● Prompt
Count the lines in the records below that contain the word "frac", and reply with only that number.

begin Records supplied

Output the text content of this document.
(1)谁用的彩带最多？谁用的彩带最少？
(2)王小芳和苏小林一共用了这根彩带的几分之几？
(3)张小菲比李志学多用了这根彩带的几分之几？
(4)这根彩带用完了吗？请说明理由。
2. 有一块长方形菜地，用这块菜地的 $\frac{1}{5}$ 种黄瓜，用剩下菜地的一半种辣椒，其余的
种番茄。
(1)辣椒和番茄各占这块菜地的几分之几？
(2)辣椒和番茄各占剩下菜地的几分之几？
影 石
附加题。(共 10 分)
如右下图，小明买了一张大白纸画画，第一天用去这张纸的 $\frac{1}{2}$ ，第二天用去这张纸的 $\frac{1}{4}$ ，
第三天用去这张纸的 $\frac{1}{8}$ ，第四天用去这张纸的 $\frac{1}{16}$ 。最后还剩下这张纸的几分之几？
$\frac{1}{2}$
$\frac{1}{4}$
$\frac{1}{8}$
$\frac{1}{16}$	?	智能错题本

end Records supplied

● Exercise answer
7